Copy each line below without leaving any out.

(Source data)
-- BEGIN --
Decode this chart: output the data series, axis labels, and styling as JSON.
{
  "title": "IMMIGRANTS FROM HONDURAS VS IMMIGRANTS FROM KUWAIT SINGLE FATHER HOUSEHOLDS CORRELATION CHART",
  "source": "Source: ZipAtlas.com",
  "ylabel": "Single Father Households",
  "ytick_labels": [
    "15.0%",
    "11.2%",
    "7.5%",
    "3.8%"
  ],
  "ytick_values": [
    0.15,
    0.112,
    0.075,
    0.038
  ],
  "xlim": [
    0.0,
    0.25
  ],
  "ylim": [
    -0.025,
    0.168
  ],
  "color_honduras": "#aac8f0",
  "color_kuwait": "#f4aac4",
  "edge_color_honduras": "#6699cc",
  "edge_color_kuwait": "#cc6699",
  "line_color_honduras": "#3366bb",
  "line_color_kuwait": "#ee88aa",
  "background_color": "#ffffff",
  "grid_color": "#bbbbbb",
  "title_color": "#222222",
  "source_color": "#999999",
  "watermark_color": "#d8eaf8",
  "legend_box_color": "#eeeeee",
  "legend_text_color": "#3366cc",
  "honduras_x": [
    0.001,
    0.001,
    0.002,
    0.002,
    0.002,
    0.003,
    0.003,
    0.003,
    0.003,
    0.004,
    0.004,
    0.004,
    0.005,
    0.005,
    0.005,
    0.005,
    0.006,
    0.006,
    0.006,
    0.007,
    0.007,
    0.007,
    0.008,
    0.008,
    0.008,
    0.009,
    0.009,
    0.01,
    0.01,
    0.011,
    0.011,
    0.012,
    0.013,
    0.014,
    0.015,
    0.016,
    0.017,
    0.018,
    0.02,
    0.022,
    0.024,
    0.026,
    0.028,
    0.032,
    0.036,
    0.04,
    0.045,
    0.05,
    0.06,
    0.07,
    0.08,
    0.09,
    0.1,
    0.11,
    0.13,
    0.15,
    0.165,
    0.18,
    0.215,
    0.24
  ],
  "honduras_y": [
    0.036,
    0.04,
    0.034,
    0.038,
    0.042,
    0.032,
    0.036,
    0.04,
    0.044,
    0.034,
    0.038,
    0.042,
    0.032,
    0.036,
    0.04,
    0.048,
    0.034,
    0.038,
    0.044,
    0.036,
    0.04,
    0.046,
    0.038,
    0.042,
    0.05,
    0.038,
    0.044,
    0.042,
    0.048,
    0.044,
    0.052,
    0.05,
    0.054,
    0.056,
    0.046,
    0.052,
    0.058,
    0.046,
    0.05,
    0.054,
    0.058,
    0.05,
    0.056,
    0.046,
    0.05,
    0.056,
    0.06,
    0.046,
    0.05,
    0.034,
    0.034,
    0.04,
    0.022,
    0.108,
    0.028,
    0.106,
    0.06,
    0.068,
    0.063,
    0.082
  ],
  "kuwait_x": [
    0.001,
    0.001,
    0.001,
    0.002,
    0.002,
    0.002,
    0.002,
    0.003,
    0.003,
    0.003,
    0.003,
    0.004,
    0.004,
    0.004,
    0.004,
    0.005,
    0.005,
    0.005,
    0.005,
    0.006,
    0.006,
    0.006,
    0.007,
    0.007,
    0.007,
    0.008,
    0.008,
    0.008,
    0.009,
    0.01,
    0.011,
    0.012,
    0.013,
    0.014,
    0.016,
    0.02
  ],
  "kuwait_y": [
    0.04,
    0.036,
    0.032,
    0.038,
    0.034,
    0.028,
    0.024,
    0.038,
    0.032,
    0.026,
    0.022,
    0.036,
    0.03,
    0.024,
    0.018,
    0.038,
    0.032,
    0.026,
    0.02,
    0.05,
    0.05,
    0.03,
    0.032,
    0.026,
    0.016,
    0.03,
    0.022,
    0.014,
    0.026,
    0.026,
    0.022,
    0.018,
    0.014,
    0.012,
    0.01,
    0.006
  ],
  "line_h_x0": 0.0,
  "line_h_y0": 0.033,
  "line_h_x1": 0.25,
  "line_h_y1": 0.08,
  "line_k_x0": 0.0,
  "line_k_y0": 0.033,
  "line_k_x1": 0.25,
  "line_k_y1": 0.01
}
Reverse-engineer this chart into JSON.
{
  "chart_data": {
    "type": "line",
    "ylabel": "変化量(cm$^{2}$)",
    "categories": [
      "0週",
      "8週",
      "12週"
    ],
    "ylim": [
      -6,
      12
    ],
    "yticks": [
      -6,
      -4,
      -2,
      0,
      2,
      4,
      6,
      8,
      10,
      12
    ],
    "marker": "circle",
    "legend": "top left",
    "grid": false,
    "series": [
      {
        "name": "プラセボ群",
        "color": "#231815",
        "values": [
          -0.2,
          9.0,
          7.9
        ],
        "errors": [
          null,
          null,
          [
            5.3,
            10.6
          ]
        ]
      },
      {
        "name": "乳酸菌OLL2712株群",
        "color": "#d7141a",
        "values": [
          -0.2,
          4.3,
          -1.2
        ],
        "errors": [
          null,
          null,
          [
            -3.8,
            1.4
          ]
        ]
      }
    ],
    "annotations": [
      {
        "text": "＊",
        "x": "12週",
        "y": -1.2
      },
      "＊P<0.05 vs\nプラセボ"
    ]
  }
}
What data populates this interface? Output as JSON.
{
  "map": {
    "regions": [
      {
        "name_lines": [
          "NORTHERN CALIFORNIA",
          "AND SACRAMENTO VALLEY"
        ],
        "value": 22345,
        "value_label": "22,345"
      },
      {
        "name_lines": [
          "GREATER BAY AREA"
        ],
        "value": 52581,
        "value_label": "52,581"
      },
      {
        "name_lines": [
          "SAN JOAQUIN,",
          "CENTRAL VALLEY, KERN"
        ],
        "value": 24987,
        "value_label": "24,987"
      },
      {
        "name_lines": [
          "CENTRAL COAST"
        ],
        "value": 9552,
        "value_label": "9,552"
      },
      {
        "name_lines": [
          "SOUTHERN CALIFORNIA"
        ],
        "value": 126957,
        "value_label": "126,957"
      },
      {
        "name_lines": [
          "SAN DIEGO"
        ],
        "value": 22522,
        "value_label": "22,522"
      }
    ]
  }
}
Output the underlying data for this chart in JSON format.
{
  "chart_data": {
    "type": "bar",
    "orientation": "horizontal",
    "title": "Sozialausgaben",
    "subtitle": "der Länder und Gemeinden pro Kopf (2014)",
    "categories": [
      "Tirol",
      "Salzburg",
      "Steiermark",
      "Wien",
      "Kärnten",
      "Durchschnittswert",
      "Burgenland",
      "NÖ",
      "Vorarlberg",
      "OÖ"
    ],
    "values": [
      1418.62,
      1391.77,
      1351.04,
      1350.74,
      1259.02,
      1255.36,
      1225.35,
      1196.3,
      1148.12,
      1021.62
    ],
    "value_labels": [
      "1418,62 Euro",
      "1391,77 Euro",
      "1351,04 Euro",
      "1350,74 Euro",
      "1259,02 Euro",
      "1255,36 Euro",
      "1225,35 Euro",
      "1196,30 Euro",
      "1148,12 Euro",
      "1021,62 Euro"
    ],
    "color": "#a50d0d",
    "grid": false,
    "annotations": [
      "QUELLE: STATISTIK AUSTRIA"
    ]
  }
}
-- END --
Task result →
Decode this chart: output the data series, axis labels, and styling as JSON.
{
  "title": "IMMIGRANTS FROM HONDURAS VS IMMIGRANTS FROM KUWAIT SINGLE FATHER HOUSEHOLDS CORRELATION CHART",
  "source": "Source: ZipAtlas.com",
  "ylabel": "Single Father Households",
  "ytick_labels": [
    "15.0%",
    "11.2%",
    "7.5%",
    "3.8%"
  ],
  "ytick_values": [
    0.15,
    0.112,
    0.075,
    0.038
  ],
  "xlim": [
    0.0,
    0.25
  ],
  "ylim": [
    -0.025,
    0.168
  ],
  "color_honduras": "#aac8f0",
  "color_kuwait": "#f4aac4",
  "edge_color_honduras": "#6699cc",
  "edge_color_kuwait": "#cc6699",
  "line_color_honduras": "#3366bb",
  "line_color_kuwait": "#ee88aa",
  "background_color": "#ffffff",
  "grid_color": "#bbbbbb",
  "title_color": "#222222",
  "source_color": "#999999",
  "watermark_color": "#d8eaf8",
  "legend_box_color": "#eeeeee",
  "legend_text_color": "#3366cc",
  "honduras_x": [
    0.001,
    0.001,
    0.002,
    0.002,
    0.002,
    0.003,
    0.003,
    0.003,
    0.003,
    0.004,
    0.004,
    0.004,
    0.005,
    0.005,
    0.005,
    0.005,
    0.006,
    0.006,
    0.006,
    0.007,
    0.007,
    0.007,
    0.008,
    0.008,
    0.008,
    0.009,
    0.009,
    0.01,
    0.01,
    0.011,
    0.011,
    0.012,
    0.013,
    0.014,
    0.015,
    0.016,
    0.017,
    0.018,
    0.02,
    0.022,
    0.024,
    0.026,
    0.028,
    0.032,
    0.036,
    0.04,
    0.045,
    0.05,
    0.06,
    0.07,
    0.08,
    0.09,
    0.1,
    0.11,
    0.13,
    0.15,
    0.165,
    0.18,
    0.215,
    0.24
  ],
  "honduras_y": [
    0.036,
    0.04,
    0.034,
    0.038,
    0.042,
    0.032,
    0.036,
    0.04,
    0.044,
    0.034,
    0.038,
    0.042,
    0.032,
    0.036,
    0.04,
    0.048,
    0.034,
    0.038,
    0.044,
    0.036,
    0.04,
    0.046,
    0.038,
    0.042,
    0.05,
    0.038,
    0.044,
    0.042,
    0.048,
    0.044,
    0.052,
    0.05,
    0.054,
    0.056,
    0.046,
    0.052,
    0.058,
    0.046,
    0.05,
    0.054,
    0.058,
    0.05,
    0.056,
    0.046,
    0.05,
    0.056,
    0.06,
    0.046,
    0.05,
    0.034,
    0.034,
    0.04,
    0.022,
    0.108,
    0.028,
    0.106,
    0.06,
    0.068,
    0.063,
    0.082
  ],
  "kuwait_x": [
    0.001,
    0.001,
    0.001,
    0.002,
    0.002,
    0.002,
    0.002,
    0.003,
    0.003,
    0.003,
    0.003,
    0.004,
    0.004,
    0.004,
    0.004,
    0.005,
    0.005,
    0.005,
    0.005,
    0.006,
    0.006,
    0.006,
    0.007,
    0.007,
    0.007,
    0.008,
    0.008,
    0.008,
    0.009,
    0.01,
    0.011,
    0.012,
    0.013,
    0.014,
    0.016,
    0.02
  ],
  "kuwait_y": [
    0.04,
    0.036,
    0.032,
    0.038,
    0.034,
    0.028,
    0.024,
    0.038,
    0.032,
    0.026,
    0.022,
    0.036,
    0.03,
    0.024,
    0.018,
    0.038,
    0.032,
    0.026,
    0.02,
    0.05,
    0.05,
    0.03,
    0.032,
    0.026,
    0.016,
    0.03,
    0.022,
    0.014,
    0.026,
    0.026,
    0.022,
    0.018,
    0.014,
    0.012,
    0.01,
    0.006
  ],
  "line_h_x0": 0.0,
  "line_h_y0": 0.033,
  "line_h_x1": 0.25,
  "line_h_y1": 0.08,
  "line_k_x0": 0.0,
  "line_k_y0": 0.033,
  "line_k_x1": 0.25,
  "line_k_y1": 0.01
}
Reverse-engineer this chart into JSON.
{
  "chart_data": {
    "type": "line",
    "ylabel": "変化量(cm$^{2}$)",
    "categories": [
      "0週",
      "8週",
      "12週"
    ],
    "ylim": [
      -6,
      12
    ],
    "yticks": [
      -6,
      -4,
      -2,
      0,
      2,
      4,
      6,
      8,
      10,
      12
    ],
    "marker": "circle",
    "legend": "top left",
    "grid": false,
    "series": [
      {
        "name": "プラセボ群",
        "color": "#231815",
        "values": [
          -0.2,
          9.0,
          7.9
        ],
        "errors": [
          null,
          null,
          [
            5.3,
            10.6
          ]
        ]
      },
      {
        "name": "乳酸菌OLL2712株群",
        "color": "#d7141a",
        "values": [
          -0.2,
          4.3,
          -1.2
        ],
        "errors": [
          null,
          null,
          [
            -3.8,
            1.4
          ]
        ]
      }
    ],
    "annotations": [
      {
        "text": "＊",
        "x": "12週",
        "y": -1.2
      },
      "＊P<0.05 vs\nプラセボ"
    ]
  }
}
What data populates this interface? Output as JSON.
{
  "map": {
    "regions": [
      {
        "name_lines": [
          "NORTHERN CALIFORNIA",
          "AND SACRAMENTO VALLEY"
        ],
        "value": 22345,
        "value_label": "22,345"
      },
      {
        "name_lines": [
          "GREATER BAY AREA"
        ],
        "value": 52581,
        "value_label": "52,581"
      },
      {
        "name_lines": [
          "SAN JOAQUIN,",
          "CENTRAL VALLEY, KERN"
        ],
        "value": 24987,
        "value_label": "24,987"
      },
      {
        "name_lines": [
          "CENTRAL COAST"
        ],
        "value": 9552,
        "value_label": "9,552"
      },
      {
        "name_lines": [
          "SOUTHERN CALIFORNIA"
        ],
        "value": 126957,
        "value_label": "126,957"
      },
      {
        "name_lines": [
          "SAN DIEGO"
        ],
        "value": 22522,
        "value_label": "22,522"
      }
    ]
  }
}
Output the underlying data for this chart in JSON format.
{
  "chart_data": {
    "type": "bar",
    "orientation": "horizontal",
    "title": "Sozialausgaben",
    "subtitle": "der Länder und Gemeinden pro Kopf (2014)",
    "categories": [
      "Tirol",
      "Salzburg",
      "Steiermark",
      "Wien",
      "Kärnten",
      "Durchschnittswert",
      "Burgenland",
      "NÖ",
      "Vorarlberg",
      "OÖ"
    ],
    "values": [
      1418.62,
      1391.77,
      1351.04,
      1350.74,
      1259.02,
      1255.36,
      1225.35,
      1196.3,
      1148.12,
      1021.62
    ],
    "value_labels": [
      "1418,62 Euro",
      "1391,77 Euro",
      "1351,04 Euro",
      "1350,74 Euro",
      "1259,02 Euro",
      "1255,36 Euro",
      "1225,35 Euro",
      "1196,30 Euro",
      "1148,12 Euro",
      "1021,62 Euro"
    ],
    "color": "#a50d0d",
    "grid": false,
    "annotations": [
      "QUELLE: STATISTIK AUSTRIA"
    ]
  }
}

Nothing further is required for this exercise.